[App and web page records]
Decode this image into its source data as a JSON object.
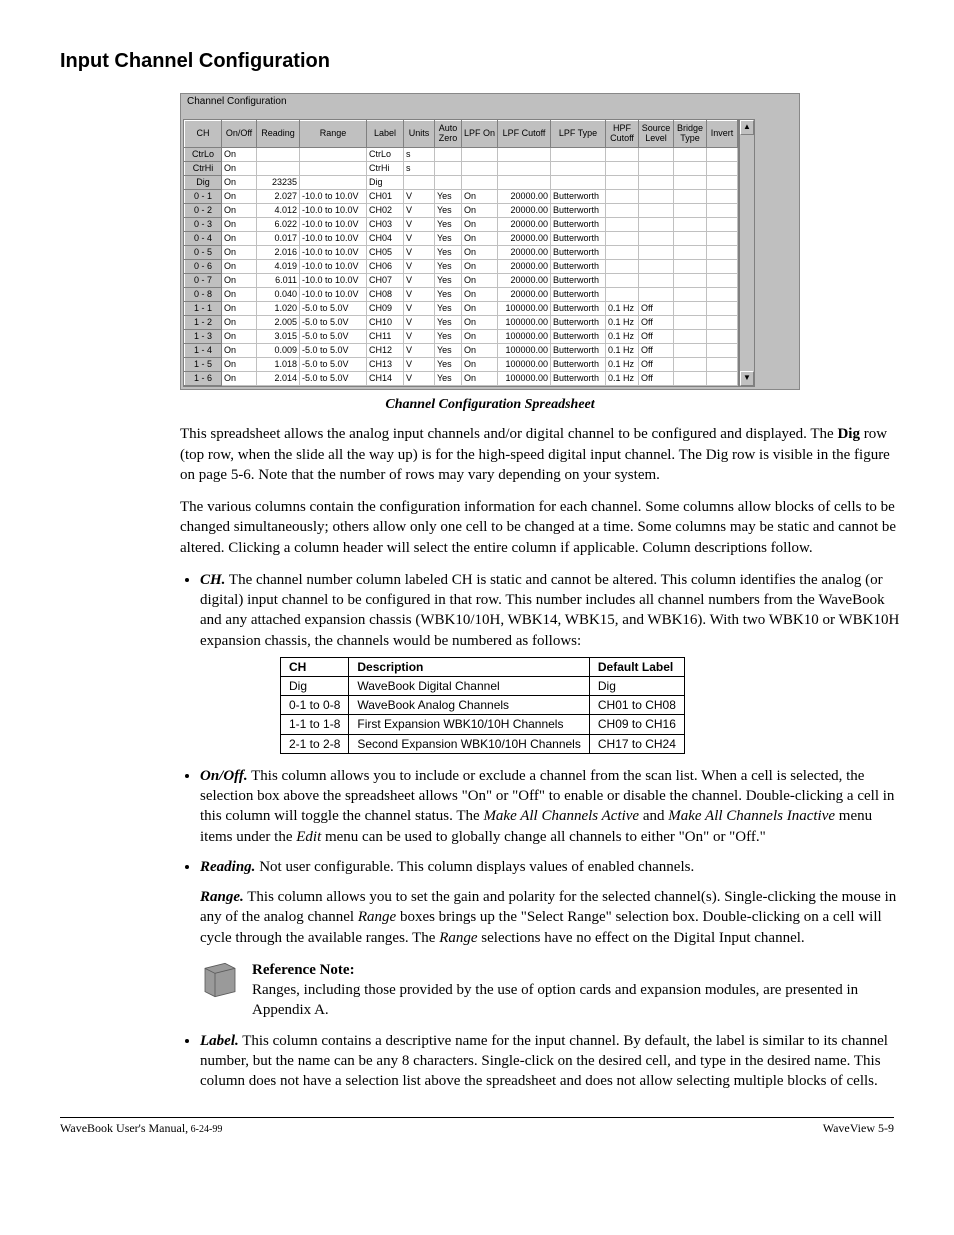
{
  "heading": "Input Channel Configuration",
  "ss": {
    "title": "Channel Configuration",
    "headers": [
      "CH",
      "On/Off",
      "Reading",
      "Range",
      "Label",
      "Units",
      "Auto\nZero",
      "LPF On",
      "LPF Cutoff",
      "LPF Type",
      "HPF\nCutoff",
      "Source\nLevel",
      "Bridge\nType",
      "Invert"
    ],
    "rows": [
      {
        "ch": "CtrLo",
        "on": "On",
        "rd": "",
        "rg": "",
        "lb": "CtrLo",
        "un": "s",
        "az": "",
        "lo": "",
        "lc": "",
        "lt": "",
        "hc": "",
        "sl": "",
        "bt": "",
        "iv": ""
      },
      {
        "ch": "CtrHi",
        "on": "On",
        "rd": "",
        "rg": "",
        "lb": "CtrHi",
        "un": "s",
        "az": "",
        "lo": "",
        "lc": "",
        "lt": "",
        "hc": "",
        "sl": "",
        "bt": "",
        "iv": ""
      },
      {
        "ch": "Dig",
        "on": "On",
        "rd": "23235",
        "rg": "",
        "lb": "Dig",
        "un": "",
        "az": "",
        "lo": "",
        "lc": "",
        "lt": "",
        "hc": "",
        "sl": "",
        "bt": "",
        "iv": ""
      },
      {
        "ch": "0 - 1",
        "on": "On",
        "rd": "2.027",
        "rg": "-10.0 to 10.0V",
        "lb": "CH01",
        "un": "V",
        "az": "Yes",
        "lo": "On",
        "lc": "20000.00",
        "lt": "Butterworth",
        "hc": "",
        "sl": "",
        "bt": "",
        "iv": ""
      },
      {
        "ch": "0 - 2",
        "on": "On",
        "rd": "4.012",
        "rg": "-10.0 to 10.0V",
        "lb": "CH02",
        "un": "V",
        "az": "Yes",
        "lo": "On",
        "lc": "20000.00",
        "lt": "Butterworth",
        "hc": "",
        "sl": "",
        "bt": "",
        "iv": ""
      },
      {
        "ch": "0 - 3",
        "on": "On",
        "rd": "6.022",
        "rg": "-10.0 to 10.0V",
        "lb": "CH03",
        "un": "V",
        "az": "Yes",
        "lo": "On",
        "lc": "20000.00",
        "lt": "Butterworth",
        "hc": "",
        "sl": "",
        "bt": "",
        "iv": ""
      },
      {
        "ch": "0 - 4",
        "on": "On",
        "rd": "0.017",
        "rg": "-10.0 to 10.0V",
        "lb": "CH04",
        "un": "V",
        "az": "Yes",
        "lo": "On",
        "lc": "20000.00",
        "lt": "Butterworth",
        "hc": "",
        "sl": "",
        "bt": "",
        "iv": ""
      },
      {
        "ch": "0 - 5",
        "on": "On",
        "rd": "2.016",
        "rg": "-10.0 to 10.0V",
        "lb": "CH05",
        "un": "V",
        "az": "Yes",
        "lo": "On",
        "lc": "20000.00",
        "lt": "Butterworth",
        "hc": "",
        "sl": "",
        "bt": "",
        "iv": ""
      },
      {
        "ch": "0 - 6",
        "on": "On",
        "rd": "4.019",
        "rg": "-10.0 to 10.0V",
        "lb": "CH06",
        "un": "V",
        "az": "Yes",
        "lo": "On",
        "lc": "20000.00",
        "lt": "Butterworth",
        "hc": "",
        "sl": "",
        "bt": "",
        "iv": ""
      },
      {
        "ch": "0 - 7",
        "on": "On",
        "rd": "6.011",
        "rg": "-10.0 to 10.0V",
        "lb": "CH07",
        "un": "V",
        "az": "Yes",
        "lo": "On",
        "lc": "20000.00",
        "lt": "Butterworth",
        "hc": "",
        "sl": "",
        "bt": "",
        "iv": ""
      },
      {
        "ch": "0 - 8",
        "on": "On",
        "rd": "0.040",
        "rg": "-10.0 to 10.0V",
        "lb": "CH08",
        "un": "V",
        "az": "Yes",
        "lo": "On",
        "lc": "20000.00",
        "lt": "Butterworth",
        "hc": "",
        "sl": "",
        "bt": "",
        "iv": ""
      },
      {
        "ch": "1 - 1",
        "on": "On",
        "rd": "1.020",
        "rg": "-5.0 to 5.0V",
        "lb": "CH09",
        "un": "V",
        "az": "Yes",
        "lo": "On",
        "lc": "100000.00",
        "lt": "Butterworth",
        "hc": "0.1 Hz",
        "sl": "Off",
        "bt": "",
        "iv": ""
      },
      {
        "ch": "1 - 2",
        "on": "On",
        "rd": "2.005",
        "rg": "-5.0 to 5.0V",
        "lb": "CH10",
        "un": "V",
        "az": "Yes",
        "lo": "On",
        "lc": "100000.00",
        "lt": "Butterworth",
        "hc": "0.1 Hz",
        "sl": "Off",
        "bt": "",
        "iv": ""
      },
      {
        "ch": "1 - 3",
        "on": "On",
        "rd": "3.015",
        "rg": "-5.0 to 5.0V",
        "lb": "CH11",
        "un": "V",
        "az": "Yes",
        "lo": "On",
        "lc": "100000.00",
        "lt": "Butterworth",
        "hc": "0.1 Hz",
        "sl": "Off",
        "bt": "",
        "iv": ""
      },
      {
        "ch": "1 - 4",
        "on": "On",
        "rd": "0.009",
        "rg": "-5.0 to 5.0V",
        "lb": "CH12",
        "un": "V",
        "az": "Yes",
        "lo": "On",
        "lc": "100000.00",
        "lt": "Butterworth",
        "hc": "0.1 Hz",
        "sl": "Off",
        "bt": "",
        "iv": ""
      },
      {
        "ch": "1 - 5",
        "on": "On",
        "rd": "1.018",
        "rg": "-5.0 to 5.0V",
        "lb": "CH13",
        "un": "V",
        "az": "Yes",
        "lo": "On",
        "lc": "100000.00",
        "lt": "Butterworth",
        "hc": "0.1 Hz",
        "sl": "Off",
        "bt": "",
        "iv": ""
      },
      {
        "ch": "1 - 6",
        "on": "On",
        "rd": "2.014",
        "rg": "-5.0 to 5.0V",
        "lb": "CH14",
        "un": "V",
        "az": "Yes",
        "lo": "On",
        "lc": "100000.00",
        "lt": "Butterworth",
        "hc": "0.1 Hz",
        "sl": "Off",
        "bt": "",
        "iv": ""
      }
    ]
  },
  "caption": "Channel Configuration Spreadsheet",
  "para1a": "This spreadsheet allows the analog input channels and/or digital channel to be configured and displayed. The ",
  "para1b": "Dig",
  "para1c": " row (top row, when the slide all the way up) is for the high-speed digital input channel.  The Dig row is visible in the figure on page 5-6.  Note that the number of rows may vary depending on your system.",
  "para2": "The various columns contain the configuration information for each channel. Some columns allow blocks of cells to be changed simultaneously; others allow only one cell to be changed at a time. Some columns may be static and cannot be altered. Clicking a column header will select the entire column if applicable. Column descriptions follow.",
  "ch_desc": " The channel number column labeled CH is static and cannot be altered. This column identifies the analog (or digital) input channel to be configured in that row. This number includes all channel numbers from the WaveBook and any attached expansion chassis (WBK10/10H, WBK14, WBK15, and WBK16).  With two WBK10 or WBK10H expansion chassis, the channels would be numbered as follows:",
  "inner": {
    "h1": "CH",
    "h2": "Description",
    "h3": "Default Label",
    "rows": [
      [
        "Dig",
        "WaveBook Digital Channel",
        "Dig"
      ],
      [
        "0-1 to 0-8",
        "WaveBook Analog Channels",
        "CH01 to CH08"
      ],
      [
        "1-1 to 1-8",
        "First Expansion WBK10/10H Channels",
        "CH09 to CH16"
      ],
      [
        "2-1 to 2-8",
        "Second Expansion WBK10/10H Channels",
        "CH17 to CH24"
      ]
    ]
  },
  "onoff_a": " This column allows you to include or exclude a channel from the scan list. When a cell is selected, the selection box above the spreadsheet allows \"On\" or \"Off\" to enable or disable the channel. Double-clicking a cell in this column will toggle the channel status. The ",
  "onoff_b": "Make All Channels Active",
  "onoff_c": " and ",
  "onoff_d": "Make All Channels Inactive",
  "onoff_e": " menu items under the ",
  "onoff_f": "Edit",
  "onoff_g": " menu can be used to globally change all channels to either \"On\" or \"Off.\"",
  "reading": " Not user configurable.  This column displays values of enabled channels.",
  "range_a": " This column allows you to set the gain and polarity for the selected channel(s). Single-clicking the mouse in any of the analog channel ",
  "range_b": "Range",
  "range_c": " boxes brings up the \"Select Range\" selection box. Double-clicking on a cell will cycle through the available ranges. The ",
  "range_d": "Range",
  "range_e": " selections have no effect on the Digital Input channel.",
  "ref_title": "Reference Note:",
  "ref_body": "Ranges, including those provided by the use of option cards and expansion modules, are presented in Appendix A.",
  "label_desc": " This column contains a descriptive name for the input channel. By default, the label is similar to its channel number, but the name can be any 8 characters. Single-click on the desired cell, and type in the desired name. This column does not have a selection list above the spreadsheet and does not allow selecting multiple blocks of cells.",
  "foot_l1": "WaveBook User's Manual,",
  "foot_l2": " 6-24-99",
  "foot_r": "WaveView    5-9",
  "terms": {
    "ch": "CH.",
    "onoff": "On/Off.",
    "reading": "Reading.",
    "range": "Range.",
    "label": "Label."
  }
}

Problem to work on |
Your answer should be only the number of lines in the entries above that hold the string "blocks".

Problem solution |
2